** begin **

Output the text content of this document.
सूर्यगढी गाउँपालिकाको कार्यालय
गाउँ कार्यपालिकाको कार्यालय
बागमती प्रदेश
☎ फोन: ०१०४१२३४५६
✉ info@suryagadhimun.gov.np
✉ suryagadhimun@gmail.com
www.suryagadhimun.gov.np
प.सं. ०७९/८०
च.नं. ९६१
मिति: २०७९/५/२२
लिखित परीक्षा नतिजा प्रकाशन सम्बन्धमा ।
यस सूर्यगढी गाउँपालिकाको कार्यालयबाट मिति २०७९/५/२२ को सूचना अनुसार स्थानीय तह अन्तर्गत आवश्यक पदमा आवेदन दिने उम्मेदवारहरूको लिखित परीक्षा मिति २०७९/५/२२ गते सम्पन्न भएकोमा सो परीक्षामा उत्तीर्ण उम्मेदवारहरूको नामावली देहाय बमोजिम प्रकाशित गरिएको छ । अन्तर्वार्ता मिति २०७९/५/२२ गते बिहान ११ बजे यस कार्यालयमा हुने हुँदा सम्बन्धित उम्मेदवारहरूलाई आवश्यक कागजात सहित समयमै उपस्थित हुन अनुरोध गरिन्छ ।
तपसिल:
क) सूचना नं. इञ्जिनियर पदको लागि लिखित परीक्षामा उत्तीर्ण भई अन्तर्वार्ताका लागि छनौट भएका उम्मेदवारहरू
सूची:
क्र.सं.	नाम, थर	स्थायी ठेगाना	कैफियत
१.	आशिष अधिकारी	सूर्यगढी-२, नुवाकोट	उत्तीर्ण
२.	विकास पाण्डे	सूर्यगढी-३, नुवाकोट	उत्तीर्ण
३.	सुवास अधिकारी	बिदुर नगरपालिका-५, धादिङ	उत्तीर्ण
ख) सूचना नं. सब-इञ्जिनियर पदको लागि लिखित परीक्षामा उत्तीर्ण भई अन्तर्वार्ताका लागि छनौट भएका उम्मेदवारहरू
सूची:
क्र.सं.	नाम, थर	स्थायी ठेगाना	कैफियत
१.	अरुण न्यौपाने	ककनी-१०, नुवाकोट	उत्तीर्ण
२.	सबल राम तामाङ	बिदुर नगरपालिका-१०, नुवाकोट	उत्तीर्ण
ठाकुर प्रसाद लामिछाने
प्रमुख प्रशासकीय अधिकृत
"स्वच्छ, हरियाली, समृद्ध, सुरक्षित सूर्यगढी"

** end **

* **Short problem**:
Copy out each line exactly as written.

* **Solution for this exercise**:
Output the text content of this document.
सूर्यगढी गाउँपालिकाको कार्यालय
गाउँ कार्यपालिकाको कार्यालय
बागमती प्रदेश
☎ फोन: ०१०४१२३४५६
✉ info@suryagadhimun.gov.np
✉ suryagadhimun@gmail.com
www.suryagadhimun.gov.np
प.सं. ०७९/८०
च.नं. ९६१
मिति: २०७९/५/२२
लिखित परीक्षा नतिजा प्रकाशन सम्बन्धमा ।
यस सूर्यगढी गाउँपालिकाको कार्यालयबाट मिति २०७९/५/२२ को सूचना अनुसार स्थानीय तह अन्तर्गत आवश्यक पदमा आवेदन दिने उम्मेदवारहरूको लिखित परीक्षा मिति २०७९/५/२२ गते सम्पन्न भएकोमा सो परीक्षामा उत्तीर्ण उम्मेदवारहरूको नामावली देहाय बमोजिम प्रकाशित गरिएको छ । अन्तर्वार्ता मिति २०७९/५/२२ गते बिहान ११ बजे यस कार्यालयमा हुने हुँदा सम्बन्धित उम्मेदवारहरूलाई आवश्यक कागजात सहित समयमै उपस्थित हुन अनुरोध गरिन्छ ।
तपसिल:
क) सूचना नं. इञ्जिनियर पदको लागि लिखित परीक्षामा उत्तीर्ण भई अन्तर्वार्ताका लागि छनौट भएका उम्मेदवारहरू
सूची:
क्र.सं.	नाम, थर	स्थायी ठेगाना	कैफियत
१.	आशिष अधिकारी	सूर्यगढी-२, नुवाकोट	उत्तीर्ण
२.	विकास पाण्डे	सूर्यगढी-३, नुवाकोट	उत्तीर्ण
३.	सुवास अधिकारी	बिदुर नगरपालिका-५, धादिङ	उत्तीर्ण
ख) सूचना नं. सब-इञ्जिनियर पदको लागि लिखित परीक्षामा उत्तीर्ण भई अन्तर्वार्ताका लागि छनौट भएका उम्मेदवारहरू
सूची:
क्र.सं.	नाम, थर	स्थायी ठेगाना	कैफियत
१.	अरुण न्यौपाने	ककनी-१०, नुवाकोट	उत्तीर्ण
२.	सबल राम तामाङ	बिदुर नगरपालिका-१०, नुवाकोट	उत्तीर्ण
ठाकुर प्रसाद लामिछाने
प्रमुख प्रशासकीय अधिकृत
"स्वच्छ, हरियाली, समृद्ध, सुरक्षित सूर्यगढी"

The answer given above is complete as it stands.